• _DIRECTIONS_: Omit the images, then print each record below exactly as it reads.

_ _ _

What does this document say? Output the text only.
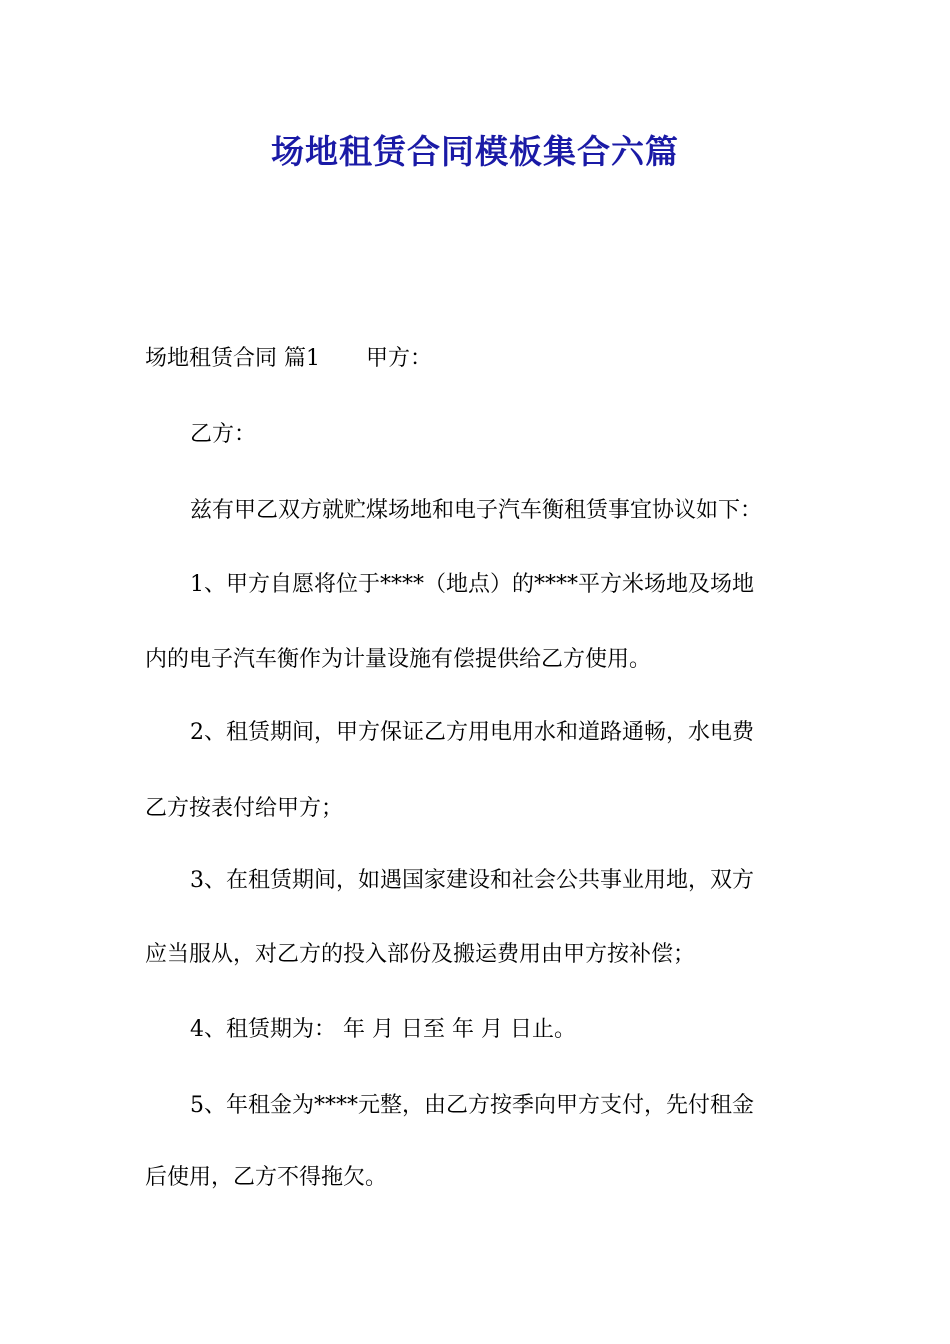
场地租赁合同模板集合六篇
场地租赁合同 篇1 甲方：
乙方：
兹有甲乙双方就贮煤场地和电子汽车衡租赁事宜协议如下：
1、甲方自愿将位于****（地点）的****平方米场地及场地
内的电子汽车衡作为计量设施有偿提供给乙方使用。
2、租赁期间，甲方保证乙方用电用水和道路通畅，水电费
乙方按表付给甲方；
3、在租赁期间，如遇国家建设和社会公共事业用地，双方
应当服从，对乙方的投入部份及搬运费用由甲方按补偿；
4、租赁期为： 年 月 日至 年 月 日止。
5、年租金为****元整，由乙方按季向甲方支付，先付租金
后使用，乙方不得拖欠。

_ _ _

• _CORRECT OUTPUT_:
What does this document say? Output the text only.
场地租赁合同模板集合六篇
场地租赁合同 篇1 甲方：
乙方：
兹有甲乙双方就贮煤场地和电子汽车衡租赁事宜协议如下：
1、甲方自愿将位于****（地点）的****平方米场地及场地
内的电子汽车衡作为计量设施有偿提供给乙方使用。
2、租赁期间，甲方保证乙方用电用水和道路通畅，水电费
乙方按表付给甲方；
3、在租赁期间，如遇国家建设和社会公共事业用地，双方
应当服从，对乙方的投入部份及搬运费用由甲方按补偿；
4、租赁期为： 年 月 日至 年 月 日止。
5、年租金为****元整，由乙方按季向甲方支付，先付租金
后使用，乙方不得拖欠。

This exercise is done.